Point is, I forget, sometimes, that I'm a junkie. And when I forget, I get careless. Doesn't happen too often. And the reason it doesn't happen too often, is that when I get careless--when I forget, say, to take my meds at the end of a harried day and I just want to get into bed...

Yeah, the next day? Not so much fun. Kinda the opposite. And when that day happens to be Thanksgiving? A day when you're surrounded by loved ones and you don't want to spoil their good time and inwardly you're a shrieking void of withdrawal-based anxiety? Even more the opposite--pushing the edge of that other side from 'fun.' Urgh. And oh how I wish this were a hypothetical instead of a 'How I Spent My Thanksgiving Break' confessional.
-*-*-
Continue the Thanksgiving withdrawal passage from its last sentence. The entries after this passage play no part in the work.
-*-*-
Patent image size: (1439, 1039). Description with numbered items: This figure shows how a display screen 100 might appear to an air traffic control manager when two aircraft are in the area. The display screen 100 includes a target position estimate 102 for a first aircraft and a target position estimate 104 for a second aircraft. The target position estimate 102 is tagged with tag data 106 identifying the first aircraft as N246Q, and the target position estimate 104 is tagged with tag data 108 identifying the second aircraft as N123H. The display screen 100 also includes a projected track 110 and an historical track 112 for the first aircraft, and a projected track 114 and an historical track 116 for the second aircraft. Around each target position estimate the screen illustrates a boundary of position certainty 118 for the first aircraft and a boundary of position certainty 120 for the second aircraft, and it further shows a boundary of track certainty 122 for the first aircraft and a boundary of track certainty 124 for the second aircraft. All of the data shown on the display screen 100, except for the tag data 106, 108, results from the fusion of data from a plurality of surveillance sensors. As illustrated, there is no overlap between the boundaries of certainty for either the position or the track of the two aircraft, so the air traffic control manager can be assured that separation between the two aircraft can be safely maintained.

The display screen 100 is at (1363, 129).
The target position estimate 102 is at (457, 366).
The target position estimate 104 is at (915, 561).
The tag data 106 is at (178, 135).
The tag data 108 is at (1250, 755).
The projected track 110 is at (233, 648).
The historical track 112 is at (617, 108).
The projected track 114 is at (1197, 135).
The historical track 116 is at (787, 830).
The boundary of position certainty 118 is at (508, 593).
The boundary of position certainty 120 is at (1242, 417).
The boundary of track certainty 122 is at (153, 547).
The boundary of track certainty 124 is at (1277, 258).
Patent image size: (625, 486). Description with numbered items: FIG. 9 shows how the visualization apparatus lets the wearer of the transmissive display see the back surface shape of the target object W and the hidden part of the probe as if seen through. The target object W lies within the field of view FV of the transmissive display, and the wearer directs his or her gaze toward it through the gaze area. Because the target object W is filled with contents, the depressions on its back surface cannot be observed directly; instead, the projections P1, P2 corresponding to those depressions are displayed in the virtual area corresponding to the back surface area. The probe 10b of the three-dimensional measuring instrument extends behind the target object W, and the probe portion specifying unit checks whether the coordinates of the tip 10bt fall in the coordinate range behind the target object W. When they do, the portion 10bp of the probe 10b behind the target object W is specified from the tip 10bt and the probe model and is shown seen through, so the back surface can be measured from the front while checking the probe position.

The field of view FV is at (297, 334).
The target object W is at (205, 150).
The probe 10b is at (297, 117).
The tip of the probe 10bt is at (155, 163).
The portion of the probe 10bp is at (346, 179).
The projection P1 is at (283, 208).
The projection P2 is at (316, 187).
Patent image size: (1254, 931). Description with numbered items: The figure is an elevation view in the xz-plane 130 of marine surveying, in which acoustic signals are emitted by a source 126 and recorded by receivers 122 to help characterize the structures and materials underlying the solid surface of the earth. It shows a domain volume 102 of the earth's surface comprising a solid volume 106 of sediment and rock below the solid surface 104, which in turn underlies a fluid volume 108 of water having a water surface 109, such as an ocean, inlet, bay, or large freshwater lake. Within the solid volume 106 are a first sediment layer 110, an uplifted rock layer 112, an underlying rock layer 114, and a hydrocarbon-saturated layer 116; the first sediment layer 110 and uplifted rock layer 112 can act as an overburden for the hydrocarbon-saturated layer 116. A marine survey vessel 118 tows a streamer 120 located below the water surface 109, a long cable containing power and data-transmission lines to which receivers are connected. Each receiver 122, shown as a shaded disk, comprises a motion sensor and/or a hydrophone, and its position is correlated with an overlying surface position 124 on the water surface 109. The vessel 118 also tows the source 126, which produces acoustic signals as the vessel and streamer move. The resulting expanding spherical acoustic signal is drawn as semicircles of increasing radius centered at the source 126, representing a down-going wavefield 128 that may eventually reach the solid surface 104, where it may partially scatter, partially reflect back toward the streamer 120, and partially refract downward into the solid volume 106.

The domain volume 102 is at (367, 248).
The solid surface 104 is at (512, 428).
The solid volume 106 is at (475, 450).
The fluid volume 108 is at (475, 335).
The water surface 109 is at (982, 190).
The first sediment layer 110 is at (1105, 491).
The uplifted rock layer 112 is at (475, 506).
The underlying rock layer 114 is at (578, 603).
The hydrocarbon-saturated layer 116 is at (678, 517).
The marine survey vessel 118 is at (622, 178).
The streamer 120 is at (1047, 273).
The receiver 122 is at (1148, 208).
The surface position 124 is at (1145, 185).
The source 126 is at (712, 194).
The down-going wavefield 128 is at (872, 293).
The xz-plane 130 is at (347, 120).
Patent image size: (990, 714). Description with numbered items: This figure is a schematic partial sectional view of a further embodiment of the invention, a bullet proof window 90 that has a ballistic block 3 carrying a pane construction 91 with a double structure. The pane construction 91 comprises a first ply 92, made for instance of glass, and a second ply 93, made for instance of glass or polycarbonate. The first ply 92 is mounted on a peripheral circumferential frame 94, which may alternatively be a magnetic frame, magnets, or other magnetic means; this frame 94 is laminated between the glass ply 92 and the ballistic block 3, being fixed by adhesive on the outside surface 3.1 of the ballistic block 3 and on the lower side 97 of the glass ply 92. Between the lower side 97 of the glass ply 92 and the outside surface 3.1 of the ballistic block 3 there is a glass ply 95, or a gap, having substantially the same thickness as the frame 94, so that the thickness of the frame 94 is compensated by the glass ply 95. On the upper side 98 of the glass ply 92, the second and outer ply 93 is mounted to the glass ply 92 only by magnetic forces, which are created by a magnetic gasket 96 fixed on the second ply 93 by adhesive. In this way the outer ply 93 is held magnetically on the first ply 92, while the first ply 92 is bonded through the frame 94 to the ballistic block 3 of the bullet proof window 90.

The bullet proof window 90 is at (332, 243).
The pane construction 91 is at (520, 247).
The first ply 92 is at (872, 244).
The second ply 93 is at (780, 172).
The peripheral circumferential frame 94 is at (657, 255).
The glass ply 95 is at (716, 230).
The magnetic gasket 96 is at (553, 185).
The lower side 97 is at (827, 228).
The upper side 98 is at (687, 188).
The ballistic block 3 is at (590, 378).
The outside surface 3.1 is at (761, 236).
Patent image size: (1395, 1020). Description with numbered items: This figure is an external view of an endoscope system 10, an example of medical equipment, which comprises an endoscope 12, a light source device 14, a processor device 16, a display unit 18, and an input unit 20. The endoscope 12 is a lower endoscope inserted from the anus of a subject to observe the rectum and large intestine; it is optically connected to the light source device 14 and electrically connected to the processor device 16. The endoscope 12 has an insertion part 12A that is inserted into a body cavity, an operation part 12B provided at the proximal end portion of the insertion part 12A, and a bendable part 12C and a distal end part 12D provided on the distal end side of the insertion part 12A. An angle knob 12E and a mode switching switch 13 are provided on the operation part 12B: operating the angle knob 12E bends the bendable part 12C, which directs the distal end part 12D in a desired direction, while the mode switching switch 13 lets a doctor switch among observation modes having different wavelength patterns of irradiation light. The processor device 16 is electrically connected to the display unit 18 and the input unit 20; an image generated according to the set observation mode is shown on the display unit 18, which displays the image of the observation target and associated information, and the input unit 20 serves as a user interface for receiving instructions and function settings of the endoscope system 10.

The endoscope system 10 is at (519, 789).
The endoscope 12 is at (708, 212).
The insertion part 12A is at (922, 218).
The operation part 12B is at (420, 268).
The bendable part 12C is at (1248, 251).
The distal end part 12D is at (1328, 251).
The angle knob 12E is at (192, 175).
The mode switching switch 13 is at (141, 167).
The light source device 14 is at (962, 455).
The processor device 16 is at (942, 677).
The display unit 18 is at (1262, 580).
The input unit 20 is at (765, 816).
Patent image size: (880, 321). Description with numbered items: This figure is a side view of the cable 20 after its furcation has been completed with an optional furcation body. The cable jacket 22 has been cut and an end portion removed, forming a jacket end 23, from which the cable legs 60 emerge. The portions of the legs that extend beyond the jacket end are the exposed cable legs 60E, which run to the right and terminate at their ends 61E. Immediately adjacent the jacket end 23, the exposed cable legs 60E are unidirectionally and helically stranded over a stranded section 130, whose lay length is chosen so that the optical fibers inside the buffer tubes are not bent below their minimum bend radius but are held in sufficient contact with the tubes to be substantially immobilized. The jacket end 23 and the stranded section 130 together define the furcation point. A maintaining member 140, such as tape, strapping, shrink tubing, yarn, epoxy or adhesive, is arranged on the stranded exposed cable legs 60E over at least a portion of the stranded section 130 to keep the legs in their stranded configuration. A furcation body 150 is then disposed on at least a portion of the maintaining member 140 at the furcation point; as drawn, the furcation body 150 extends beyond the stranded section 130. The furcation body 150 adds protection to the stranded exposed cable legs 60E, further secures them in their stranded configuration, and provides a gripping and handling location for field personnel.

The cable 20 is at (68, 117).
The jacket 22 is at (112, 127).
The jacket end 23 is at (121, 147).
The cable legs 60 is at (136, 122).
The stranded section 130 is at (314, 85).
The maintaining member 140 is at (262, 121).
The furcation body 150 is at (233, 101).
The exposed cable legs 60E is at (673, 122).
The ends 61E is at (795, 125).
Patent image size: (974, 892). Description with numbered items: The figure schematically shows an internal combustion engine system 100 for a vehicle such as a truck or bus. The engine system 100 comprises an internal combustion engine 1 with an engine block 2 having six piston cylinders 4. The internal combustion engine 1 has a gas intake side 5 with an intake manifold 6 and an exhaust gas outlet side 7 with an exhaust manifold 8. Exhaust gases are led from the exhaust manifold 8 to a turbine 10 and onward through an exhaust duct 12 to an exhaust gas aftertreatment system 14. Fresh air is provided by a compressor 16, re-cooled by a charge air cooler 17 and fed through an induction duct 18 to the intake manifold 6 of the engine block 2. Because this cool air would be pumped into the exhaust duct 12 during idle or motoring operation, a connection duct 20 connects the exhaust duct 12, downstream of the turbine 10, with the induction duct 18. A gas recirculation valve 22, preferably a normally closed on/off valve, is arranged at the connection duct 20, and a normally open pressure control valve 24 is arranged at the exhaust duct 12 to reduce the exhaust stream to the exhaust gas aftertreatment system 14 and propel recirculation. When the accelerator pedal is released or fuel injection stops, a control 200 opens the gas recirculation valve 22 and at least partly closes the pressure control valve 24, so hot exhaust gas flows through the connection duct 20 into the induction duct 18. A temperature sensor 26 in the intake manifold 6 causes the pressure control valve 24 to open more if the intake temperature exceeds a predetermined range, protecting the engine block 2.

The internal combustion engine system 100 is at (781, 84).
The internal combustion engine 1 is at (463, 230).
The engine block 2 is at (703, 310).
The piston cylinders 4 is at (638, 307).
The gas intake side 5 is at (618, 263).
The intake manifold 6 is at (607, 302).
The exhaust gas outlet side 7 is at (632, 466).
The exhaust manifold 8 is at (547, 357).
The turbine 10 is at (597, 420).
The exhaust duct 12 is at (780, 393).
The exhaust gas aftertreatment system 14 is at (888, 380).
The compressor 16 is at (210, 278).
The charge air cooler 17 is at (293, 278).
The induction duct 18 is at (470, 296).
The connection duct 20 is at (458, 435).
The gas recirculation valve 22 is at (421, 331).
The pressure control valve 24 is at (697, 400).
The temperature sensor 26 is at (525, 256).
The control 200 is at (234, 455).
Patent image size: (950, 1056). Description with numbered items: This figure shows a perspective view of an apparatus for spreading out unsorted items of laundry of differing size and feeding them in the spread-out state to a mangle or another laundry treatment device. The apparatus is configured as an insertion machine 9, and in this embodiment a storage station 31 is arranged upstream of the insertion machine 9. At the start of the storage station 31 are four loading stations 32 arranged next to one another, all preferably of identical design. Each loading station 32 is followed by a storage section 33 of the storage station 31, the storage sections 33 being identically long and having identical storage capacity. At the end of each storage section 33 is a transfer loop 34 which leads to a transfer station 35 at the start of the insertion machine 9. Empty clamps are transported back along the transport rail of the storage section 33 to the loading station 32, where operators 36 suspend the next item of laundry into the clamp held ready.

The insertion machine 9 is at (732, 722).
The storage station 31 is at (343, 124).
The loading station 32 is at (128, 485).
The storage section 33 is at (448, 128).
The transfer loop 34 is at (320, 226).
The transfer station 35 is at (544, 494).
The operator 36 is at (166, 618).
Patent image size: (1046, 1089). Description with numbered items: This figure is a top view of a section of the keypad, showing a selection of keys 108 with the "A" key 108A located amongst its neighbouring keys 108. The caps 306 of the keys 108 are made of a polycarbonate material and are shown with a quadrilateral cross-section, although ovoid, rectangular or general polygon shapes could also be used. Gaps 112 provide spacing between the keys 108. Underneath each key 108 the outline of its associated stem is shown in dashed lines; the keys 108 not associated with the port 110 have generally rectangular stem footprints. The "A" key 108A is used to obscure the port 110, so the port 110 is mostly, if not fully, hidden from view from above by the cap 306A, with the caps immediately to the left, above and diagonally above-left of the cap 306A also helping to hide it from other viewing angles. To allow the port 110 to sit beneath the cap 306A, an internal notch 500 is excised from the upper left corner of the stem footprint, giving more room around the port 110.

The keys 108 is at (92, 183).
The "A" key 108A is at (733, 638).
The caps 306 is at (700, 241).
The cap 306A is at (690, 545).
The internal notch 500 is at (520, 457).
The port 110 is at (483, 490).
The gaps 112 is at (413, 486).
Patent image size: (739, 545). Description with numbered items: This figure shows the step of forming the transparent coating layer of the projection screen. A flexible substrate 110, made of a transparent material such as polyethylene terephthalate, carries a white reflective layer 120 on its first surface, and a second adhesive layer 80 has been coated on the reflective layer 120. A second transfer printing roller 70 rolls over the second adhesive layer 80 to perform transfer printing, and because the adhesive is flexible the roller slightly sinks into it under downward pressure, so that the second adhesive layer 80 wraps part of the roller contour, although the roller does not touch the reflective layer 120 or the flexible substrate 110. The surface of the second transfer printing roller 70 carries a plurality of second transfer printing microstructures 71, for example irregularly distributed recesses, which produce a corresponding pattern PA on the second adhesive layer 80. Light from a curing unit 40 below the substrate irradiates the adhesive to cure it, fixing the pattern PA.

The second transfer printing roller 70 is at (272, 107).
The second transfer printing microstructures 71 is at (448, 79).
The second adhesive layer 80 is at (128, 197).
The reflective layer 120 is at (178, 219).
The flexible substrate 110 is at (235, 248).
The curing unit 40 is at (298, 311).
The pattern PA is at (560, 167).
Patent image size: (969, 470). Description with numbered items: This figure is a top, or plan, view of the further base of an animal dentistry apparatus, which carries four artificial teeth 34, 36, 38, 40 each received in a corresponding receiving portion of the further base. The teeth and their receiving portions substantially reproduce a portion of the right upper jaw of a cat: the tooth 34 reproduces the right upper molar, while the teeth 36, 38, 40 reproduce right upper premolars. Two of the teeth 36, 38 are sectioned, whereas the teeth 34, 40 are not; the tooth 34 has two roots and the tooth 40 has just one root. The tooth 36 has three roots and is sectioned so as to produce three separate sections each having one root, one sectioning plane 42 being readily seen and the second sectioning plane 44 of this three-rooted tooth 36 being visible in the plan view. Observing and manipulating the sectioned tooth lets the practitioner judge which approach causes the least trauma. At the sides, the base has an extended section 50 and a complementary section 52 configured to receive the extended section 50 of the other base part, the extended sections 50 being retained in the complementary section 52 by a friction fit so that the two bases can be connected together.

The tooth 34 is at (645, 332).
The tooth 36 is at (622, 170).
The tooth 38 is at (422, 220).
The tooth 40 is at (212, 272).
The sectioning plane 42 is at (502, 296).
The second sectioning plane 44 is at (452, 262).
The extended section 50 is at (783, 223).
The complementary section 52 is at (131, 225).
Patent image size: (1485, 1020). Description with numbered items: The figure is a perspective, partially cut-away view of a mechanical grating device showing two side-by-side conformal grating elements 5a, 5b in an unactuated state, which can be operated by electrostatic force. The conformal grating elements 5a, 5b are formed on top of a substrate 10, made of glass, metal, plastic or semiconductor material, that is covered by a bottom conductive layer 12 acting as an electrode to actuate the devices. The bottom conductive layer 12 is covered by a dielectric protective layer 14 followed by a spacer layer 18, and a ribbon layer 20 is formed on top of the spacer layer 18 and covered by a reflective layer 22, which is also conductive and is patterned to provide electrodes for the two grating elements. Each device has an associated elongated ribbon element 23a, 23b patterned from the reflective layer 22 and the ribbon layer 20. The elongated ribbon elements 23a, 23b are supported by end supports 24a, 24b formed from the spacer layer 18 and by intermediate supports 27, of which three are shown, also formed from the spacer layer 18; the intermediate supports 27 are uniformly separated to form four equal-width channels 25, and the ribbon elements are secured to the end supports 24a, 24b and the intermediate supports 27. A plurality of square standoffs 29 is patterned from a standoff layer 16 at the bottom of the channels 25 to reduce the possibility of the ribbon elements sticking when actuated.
-*-*-
• _RESULT OF THE TASK_:
Did I lose it? Mais non--like I said, I'm one of the lucky ones. I'm one who at my worst of worst times has never missed a day of work, or failed to get out of bed, or succumbed to that dark temptation to End It All. (Suicide, if nothing else, is so utterly rude that, if for no other reason, I find it repugnant.) No, I did what we lucky ones do--not that we feel lucky at the time, mind--I sucked it up and carried through and rode it out. And when, later that evening, I confessed to a few people what I'd been going through, they were shocked--I'd shown no signs of being even slightly disturbed. (Not to creep you out, but those of us with mood disorders and other lesser forms of Icky-Brain-Syndrome--we're usually really good at covering it. Chances are, you know people who are, beneath the smile, absolutely batshit, and have just learned to hide it. OK, so yeah, that did creep you out. Sorry. Still, I say this because when lunatics crack and do horrible things, we all tend to 'tsk' and say "Couldn't someone have seen this coming?" As someone who felt as bad as I did and gave no sign of it to people who know me really well, let me just say, "No, probably not.")

I managed. I dealt. But it was a reminder not to forget. Chronic depression, alas, is like diabetes--you can treat it, you can hold it in place, you can push it to one side of your life--but you must respect that it's part of you, because only by respecting it, can you defang it. I forgot that this week, to my cost.

Remind me not to do that again, m'kay?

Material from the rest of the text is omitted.